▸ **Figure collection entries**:
□ □ □ □ □ □ □

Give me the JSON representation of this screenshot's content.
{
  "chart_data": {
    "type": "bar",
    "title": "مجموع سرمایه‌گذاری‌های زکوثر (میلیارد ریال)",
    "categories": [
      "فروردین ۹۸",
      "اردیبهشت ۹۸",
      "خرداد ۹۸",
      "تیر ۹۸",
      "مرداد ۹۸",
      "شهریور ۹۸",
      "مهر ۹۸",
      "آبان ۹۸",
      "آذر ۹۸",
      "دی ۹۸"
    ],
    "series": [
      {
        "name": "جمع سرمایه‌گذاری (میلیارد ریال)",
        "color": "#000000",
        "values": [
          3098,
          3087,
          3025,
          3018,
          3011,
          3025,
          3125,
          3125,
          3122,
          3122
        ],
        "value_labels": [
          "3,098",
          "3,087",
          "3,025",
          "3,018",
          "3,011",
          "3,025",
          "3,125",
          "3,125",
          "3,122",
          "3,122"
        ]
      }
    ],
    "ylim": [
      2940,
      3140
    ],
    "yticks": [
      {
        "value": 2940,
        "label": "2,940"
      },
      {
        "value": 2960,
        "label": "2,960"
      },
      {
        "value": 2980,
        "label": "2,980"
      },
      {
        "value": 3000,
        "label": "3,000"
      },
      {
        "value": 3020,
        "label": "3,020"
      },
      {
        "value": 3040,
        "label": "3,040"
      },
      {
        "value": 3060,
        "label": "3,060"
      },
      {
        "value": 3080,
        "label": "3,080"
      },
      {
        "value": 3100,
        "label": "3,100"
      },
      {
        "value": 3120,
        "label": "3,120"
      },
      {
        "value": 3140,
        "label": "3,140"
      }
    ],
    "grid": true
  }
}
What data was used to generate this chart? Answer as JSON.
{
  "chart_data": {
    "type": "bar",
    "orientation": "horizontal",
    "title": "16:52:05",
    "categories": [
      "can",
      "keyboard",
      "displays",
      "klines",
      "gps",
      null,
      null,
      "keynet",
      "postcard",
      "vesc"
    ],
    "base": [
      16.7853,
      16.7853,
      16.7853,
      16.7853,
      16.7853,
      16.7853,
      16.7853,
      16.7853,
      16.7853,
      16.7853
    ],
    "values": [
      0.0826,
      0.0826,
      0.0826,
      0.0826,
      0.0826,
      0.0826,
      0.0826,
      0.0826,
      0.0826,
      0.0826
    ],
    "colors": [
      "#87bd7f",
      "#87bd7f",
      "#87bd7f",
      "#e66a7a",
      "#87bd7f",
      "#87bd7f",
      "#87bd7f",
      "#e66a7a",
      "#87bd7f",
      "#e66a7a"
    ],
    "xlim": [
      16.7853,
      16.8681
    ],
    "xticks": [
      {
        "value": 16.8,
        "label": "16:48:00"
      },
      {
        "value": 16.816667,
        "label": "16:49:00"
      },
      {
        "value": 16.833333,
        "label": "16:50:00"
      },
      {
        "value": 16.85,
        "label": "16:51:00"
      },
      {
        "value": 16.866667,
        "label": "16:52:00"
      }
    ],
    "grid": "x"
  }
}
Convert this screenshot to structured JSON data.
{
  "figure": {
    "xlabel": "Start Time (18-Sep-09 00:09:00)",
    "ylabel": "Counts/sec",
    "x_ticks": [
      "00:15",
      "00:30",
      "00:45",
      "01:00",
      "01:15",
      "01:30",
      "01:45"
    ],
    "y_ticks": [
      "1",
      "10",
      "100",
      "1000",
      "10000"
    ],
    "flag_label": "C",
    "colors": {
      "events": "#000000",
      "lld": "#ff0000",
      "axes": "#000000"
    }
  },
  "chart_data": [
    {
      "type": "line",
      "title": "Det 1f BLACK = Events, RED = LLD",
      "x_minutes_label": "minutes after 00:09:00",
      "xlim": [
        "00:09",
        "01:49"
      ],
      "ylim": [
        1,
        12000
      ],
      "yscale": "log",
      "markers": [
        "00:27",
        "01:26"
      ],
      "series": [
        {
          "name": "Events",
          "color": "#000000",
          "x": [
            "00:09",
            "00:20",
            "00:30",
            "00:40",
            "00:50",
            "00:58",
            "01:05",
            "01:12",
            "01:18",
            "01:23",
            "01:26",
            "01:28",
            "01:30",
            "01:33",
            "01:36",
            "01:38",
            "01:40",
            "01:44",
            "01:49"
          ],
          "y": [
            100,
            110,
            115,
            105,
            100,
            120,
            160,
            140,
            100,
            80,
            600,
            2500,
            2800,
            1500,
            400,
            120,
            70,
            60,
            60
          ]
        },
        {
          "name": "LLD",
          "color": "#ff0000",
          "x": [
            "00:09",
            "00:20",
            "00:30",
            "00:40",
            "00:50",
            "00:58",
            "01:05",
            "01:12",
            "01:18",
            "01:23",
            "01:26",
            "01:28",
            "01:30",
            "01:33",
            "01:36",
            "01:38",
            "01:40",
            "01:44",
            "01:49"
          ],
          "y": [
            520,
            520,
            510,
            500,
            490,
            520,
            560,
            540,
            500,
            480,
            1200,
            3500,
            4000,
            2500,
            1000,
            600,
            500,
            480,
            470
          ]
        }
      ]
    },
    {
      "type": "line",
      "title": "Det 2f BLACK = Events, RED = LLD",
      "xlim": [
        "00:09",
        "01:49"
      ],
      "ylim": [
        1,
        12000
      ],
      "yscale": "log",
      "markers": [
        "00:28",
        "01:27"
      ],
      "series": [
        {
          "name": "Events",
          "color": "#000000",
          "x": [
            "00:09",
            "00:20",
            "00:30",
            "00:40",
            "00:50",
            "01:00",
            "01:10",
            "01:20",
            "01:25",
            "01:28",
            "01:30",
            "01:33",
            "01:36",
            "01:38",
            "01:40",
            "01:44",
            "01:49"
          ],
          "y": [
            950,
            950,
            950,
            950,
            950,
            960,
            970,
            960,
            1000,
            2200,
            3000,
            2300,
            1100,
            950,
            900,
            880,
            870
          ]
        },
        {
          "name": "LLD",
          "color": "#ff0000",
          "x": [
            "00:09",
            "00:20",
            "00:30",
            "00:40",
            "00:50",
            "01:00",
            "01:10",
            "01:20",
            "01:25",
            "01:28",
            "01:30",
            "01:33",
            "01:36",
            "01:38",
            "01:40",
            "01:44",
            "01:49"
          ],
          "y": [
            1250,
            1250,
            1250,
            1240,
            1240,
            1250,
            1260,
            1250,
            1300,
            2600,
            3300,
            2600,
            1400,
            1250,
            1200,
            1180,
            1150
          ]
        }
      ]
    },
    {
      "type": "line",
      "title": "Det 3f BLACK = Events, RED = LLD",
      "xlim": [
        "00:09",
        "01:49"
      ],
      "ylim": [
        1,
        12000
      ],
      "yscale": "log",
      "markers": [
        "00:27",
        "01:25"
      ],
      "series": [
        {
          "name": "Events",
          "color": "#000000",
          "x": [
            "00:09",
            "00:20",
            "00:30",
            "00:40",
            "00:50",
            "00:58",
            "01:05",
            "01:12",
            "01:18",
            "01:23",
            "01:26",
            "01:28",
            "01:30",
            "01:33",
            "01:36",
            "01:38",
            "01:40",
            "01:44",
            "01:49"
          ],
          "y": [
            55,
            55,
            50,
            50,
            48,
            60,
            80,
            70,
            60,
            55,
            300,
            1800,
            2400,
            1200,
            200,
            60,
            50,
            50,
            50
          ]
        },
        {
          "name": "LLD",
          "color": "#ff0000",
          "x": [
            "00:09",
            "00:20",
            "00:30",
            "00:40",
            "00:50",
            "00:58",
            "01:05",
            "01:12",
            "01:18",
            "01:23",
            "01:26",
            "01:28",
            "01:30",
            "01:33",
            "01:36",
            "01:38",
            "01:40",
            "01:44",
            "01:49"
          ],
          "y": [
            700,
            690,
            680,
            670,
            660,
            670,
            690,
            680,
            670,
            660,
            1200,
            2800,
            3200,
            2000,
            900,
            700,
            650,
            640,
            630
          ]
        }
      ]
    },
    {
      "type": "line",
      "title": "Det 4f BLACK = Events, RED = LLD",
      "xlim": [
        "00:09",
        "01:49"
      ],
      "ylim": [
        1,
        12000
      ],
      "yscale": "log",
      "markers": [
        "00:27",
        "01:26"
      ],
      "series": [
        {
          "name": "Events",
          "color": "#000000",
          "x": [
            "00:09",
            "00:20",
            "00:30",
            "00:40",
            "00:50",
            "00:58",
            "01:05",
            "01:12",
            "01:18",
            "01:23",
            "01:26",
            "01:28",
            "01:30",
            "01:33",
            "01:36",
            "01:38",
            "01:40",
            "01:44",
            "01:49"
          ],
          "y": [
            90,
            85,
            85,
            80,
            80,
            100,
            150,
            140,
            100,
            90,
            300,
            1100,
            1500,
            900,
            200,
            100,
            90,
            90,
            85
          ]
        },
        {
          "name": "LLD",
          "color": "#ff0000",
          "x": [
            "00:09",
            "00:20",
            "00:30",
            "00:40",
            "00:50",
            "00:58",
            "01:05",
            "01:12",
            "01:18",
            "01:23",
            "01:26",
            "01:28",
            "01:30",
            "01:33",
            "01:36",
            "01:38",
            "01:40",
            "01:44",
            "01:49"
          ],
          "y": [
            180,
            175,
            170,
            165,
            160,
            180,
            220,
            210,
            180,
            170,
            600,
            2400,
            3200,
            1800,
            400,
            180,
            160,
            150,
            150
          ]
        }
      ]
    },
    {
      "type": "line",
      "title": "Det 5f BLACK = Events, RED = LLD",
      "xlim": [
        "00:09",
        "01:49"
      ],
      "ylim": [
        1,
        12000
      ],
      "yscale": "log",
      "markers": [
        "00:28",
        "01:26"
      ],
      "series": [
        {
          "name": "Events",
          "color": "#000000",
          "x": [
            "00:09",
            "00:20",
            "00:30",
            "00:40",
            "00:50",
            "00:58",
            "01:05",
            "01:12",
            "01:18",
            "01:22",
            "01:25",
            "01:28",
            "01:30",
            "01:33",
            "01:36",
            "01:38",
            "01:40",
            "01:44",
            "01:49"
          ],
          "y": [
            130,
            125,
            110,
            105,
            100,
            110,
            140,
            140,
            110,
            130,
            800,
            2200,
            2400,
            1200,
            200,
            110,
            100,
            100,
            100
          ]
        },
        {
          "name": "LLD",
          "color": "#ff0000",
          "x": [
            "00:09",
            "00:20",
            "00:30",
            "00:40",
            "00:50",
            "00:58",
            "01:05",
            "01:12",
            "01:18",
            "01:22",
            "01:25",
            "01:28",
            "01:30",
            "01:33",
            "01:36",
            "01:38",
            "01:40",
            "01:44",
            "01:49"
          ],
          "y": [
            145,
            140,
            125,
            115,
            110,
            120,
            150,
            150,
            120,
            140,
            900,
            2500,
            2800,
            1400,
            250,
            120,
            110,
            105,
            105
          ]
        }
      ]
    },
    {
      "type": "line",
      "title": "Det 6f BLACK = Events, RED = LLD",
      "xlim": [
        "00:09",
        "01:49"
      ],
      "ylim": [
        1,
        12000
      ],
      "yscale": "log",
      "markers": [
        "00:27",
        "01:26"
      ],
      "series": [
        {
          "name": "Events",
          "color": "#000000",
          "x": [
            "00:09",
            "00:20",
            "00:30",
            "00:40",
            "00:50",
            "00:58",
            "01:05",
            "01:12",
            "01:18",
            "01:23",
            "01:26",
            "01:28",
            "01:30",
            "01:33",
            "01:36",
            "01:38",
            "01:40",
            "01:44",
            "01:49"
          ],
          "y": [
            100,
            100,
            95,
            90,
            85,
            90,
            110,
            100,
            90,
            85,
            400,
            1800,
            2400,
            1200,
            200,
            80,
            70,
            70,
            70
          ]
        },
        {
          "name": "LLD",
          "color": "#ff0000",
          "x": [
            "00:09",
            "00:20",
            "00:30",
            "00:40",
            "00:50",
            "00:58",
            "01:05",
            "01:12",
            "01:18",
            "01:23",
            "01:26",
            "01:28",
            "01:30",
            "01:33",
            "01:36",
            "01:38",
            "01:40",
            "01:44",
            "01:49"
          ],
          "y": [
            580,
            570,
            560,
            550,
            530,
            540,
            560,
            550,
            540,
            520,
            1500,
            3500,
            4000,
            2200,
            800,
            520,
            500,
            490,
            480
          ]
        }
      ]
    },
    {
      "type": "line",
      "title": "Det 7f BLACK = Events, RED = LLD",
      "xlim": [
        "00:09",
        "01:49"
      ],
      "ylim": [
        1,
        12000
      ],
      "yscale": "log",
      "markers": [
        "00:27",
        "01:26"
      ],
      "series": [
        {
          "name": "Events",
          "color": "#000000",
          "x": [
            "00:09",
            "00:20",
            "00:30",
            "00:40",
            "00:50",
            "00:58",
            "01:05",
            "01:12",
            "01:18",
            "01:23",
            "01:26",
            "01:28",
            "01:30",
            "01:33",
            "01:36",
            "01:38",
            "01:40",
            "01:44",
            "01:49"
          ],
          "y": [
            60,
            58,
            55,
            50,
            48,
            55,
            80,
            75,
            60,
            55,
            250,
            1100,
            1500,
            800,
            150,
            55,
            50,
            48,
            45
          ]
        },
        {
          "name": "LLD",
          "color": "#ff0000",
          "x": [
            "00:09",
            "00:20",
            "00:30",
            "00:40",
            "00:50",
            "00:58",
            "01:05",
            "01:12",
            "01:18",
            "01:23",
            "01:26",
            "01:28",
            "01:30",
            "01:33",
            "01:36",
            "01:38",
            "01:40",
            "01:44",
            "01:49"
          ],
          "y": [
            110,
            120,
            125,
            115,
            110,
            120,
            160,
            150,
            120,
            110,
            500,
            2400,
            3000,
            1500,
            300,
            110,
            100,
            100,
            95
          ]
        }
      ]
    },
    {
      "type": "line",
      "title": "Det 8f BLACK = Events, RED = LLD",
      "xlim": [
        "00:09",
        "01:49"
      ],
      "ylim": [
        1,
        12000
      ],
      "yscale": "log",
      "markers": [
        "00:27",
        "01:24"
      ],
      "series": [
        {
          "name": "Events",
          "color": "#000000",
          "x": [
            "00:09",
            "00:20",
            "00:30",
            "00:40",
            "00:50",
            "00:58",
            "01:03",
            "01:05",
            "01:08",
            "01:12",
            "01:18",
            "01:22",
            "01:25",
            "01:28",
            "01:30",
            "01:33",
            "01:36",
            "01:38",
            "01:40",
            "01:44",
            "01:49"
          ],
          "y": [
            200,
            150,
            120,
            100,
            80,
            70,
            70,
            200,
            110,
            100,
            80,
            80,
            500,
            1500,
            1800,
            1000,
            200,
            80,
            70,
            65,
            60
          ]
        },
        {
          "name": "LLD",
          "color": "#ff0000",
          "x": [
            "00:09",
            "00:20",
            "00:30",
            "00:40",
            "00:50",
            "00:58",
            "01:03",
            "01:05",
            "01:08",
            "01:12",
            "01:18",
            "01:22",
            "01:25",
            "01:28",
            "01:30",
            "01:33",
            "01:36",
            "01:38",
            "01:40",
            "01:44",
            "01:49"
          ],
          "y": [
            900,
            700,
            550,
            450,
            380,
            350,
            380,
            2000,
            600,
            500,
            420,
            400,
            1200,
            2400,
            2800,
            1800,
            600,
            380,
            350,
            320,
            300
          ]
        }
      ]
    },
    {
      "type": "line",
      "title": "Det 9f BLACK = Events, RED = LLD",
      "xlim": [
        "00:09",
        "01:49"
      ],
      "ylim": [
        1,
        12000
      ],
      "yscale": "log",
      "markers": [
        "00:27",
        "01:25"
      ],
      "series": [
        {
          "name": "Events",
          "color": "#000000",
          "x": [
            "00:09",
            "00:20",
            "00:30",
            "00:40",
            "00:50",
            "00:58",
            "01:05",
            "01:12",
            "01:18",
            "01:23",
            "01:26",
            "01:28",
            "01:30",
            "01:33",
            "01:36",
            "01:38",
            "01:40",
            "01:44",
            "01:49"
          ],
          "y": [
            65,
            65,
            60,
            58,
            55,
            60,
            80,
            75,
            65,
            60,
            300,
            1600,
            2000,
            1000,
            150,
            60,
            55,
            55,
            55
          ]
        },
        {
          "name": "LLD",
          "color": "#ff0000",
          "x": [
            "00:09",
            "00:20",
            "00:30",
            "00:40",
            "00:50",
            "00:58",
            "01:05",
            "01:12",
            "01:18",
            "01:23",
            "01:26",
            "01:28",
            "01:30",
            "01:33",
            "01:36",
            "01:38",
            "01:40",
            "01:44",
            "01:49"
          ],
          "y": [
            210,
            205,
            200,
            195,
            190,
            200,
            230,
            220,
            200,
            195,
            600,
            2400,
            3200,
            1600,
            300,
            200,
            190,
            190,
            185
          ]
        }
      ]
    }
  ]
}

□ □ □ □ □ □ □

▸ **The problem**: Provide only the number of lines in the entries that hold the word "screenshot".

▸ **Task result**: 2